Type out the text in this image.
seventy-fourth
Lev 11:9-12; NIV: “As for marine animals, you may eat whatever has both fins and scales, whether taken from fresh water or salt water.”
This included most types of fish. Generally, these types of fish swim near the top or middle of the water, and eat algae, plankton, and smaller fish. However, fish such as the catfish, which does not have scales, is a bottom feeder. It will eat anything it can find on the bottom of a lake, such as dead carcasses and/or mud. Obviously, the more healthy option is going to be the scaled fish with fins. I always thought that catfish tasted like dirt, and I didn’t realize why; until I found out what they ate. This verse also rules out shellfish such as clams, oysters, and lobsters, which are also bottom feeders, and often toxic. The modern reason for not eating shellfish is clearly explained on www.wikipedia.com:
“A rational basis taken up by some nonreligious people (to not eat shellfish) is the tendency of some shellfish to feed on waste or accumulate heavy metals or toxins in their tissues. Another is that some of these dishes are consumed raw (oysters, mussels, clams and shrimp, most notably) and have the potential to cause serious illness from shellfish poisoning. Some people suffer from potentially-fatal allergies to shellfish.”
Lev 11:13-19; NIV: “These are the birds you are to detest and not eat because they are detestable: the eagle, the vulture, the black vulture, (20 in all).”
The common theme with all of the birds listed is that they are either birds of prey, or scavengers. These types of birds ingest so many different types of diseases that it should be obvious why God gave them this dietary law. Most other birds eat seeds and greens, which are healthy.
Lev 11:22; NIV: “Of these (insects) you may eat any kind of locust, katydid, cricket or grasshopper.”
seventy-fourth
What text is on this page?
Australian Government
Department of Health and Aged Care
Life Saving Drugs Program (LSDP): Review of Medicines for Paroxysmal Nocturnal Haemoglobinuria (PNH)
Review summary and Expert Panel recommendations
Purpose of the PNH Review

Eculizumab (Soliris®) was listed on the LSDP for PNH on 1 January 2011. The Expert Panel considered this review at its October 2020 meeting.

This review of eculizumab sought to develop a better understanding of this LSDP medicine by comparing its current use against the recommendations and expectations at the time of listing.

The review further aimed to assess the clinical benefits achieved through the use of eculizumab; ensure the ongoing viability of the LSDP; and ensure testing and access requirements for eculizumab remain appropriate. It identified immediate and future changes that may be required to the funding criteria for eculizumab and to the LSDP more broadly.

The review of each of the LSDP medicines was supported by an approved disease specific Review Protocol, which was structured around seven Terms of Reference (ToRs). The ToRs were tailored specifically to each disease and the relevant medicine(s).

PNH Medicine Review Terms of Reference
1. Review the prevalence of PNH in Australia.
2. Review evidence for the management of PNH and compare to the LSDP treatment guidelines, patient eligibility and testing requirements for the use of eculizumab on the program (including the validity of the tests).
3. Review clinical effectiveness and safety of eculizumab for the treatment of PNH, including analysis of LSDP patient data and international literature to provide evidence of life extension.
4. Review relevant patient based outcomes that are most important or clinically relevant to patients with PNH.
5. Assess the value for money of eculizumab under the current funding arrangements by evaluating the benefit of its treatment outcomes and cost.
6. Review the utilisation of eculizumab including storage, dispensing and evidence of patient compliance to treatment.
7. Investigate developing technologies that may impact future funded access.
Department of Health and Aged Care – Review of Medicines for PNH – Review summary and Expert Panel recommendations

----

## [The problem]
Beginning with the first line and ending with the last, copy the material above exactly.

## [Response to this task]
Type out the text in this image.
seventy-fourth
Lev 11:9-12; NIV: “As for marine animals, you may eat whatever has both fins and scales, whether taken from fresh water or salt water.”
This included most types of fish. Generally, these types of fish swim near the top or middle of the water, and eat algae, plankton, and smaller fish. However, fish such as the catfish, which does not have scales, is a bottom feeder. It will eat anything it can find on the bottom of a lake, such as dead carcasses and/or mud. Obviously, the more healthy option is going to be the scaled fish with fins. I always thought that catfish tasted like dirt, and I didn’t realize why; until I found out what they ate. This verse also rules out shellfish such as clams, oysters, and lobsters, which are also bottom feeders, and often toxic. The modern reason for not eating shellfish is clearly explained on www.wikipedia.com:
“A rational basis taken up by some nonreligious people (to not eat shellfish) is the tendency of some shellfish to feed on waste or accumulate heavy metals or toxins in their tissues. Another is that some of these dishes are consumed raw (oysters, mussels, clams and shrimp, most notably) and have the potential to cause serious illness from shellfish poisoning. Some people suffer from potentially-fatal allergies to shellfish.”
Lev 11:13-19; NIV: “These are the birds you are to detest and not eat because they are detestable: the eagle, the vulture, the black vulture, (20 in all).”
The common theme with all of the birds listed is that they are either birds of prey, or scavengers. These types of birds ingest so many different types of diseases that it should be obvious why God gave them this dietary law. Most other birds eat seeds and greens, which are healthy.
Lev 11:22; NIV: “Of these (insects) you may eat any kind of locust, katydid, cricket or grasshopper.”
seventy-fourth
What text is on this page?
Australian Government
Department of Health and Aged Care
Life Saving Drugs Program (LSDP): Review of Medicines for Paroxysmal Nocturnal Haemoglobinuria (PNH)
Review summary and Expert Panel recommendations
Purpose of the PNH Review

Eculizumab (Soliris®) was listed on the LSDP for PNH on 1 January 2011. The Expert Panel considered this review at its October 2020 meeting.

This review of eculizumab sought to develop a better understanding of this LSDP medicine by comparing its current use against the recommendations and expectations at the time of listing.

The review further aimed to assess the clinical benefits achieved through the use of eculizumab; ensure the ongoing viability of the LSDP; and ensure testing and access requirements for eculizumab remain appropriate. It identified immediate and future changes that may be required to the funding criteria for eculizumab and to the LSDP more broadly.

The review of each of the LSDP medicines was supported by an approved disease specific Review Protocol, which was structured around seven Terms of Reference (ToRs). The ToRs were tailored specifically to each disease and the relevant medicine(s).

PNH Medicine Review Terms of Reference
1. Review the prevalence of PNH in Australia.
2. Review evidence for the management of PNH and compare to the LSDP treatment guidelines, patient eligibility and testing requirements for the use of eculizumab on the program (including the validity of the tests).
3. Review clinical effectiveness and safety of eculizumab for the treatment of PNH, including analysis of LSDP patient data and international literature to provide evidence of life extension.
4. Review relevant patient based outcomes that are most important or clinically relevant to patients with PNH.
5. Assess the value for money of eculizumab under the current funding arrangements by evaluating the benefit of its treatment outcomes and cost.
6. Review the utilisation of eculizumab including storage, dispensing and evidence of patient compliance to treatment.
7. Investigate developing technologies that may impact future funded access.
Department of Health and Aged Care – Review of Medicines for PNH – Review summary and Expert Panel recommendations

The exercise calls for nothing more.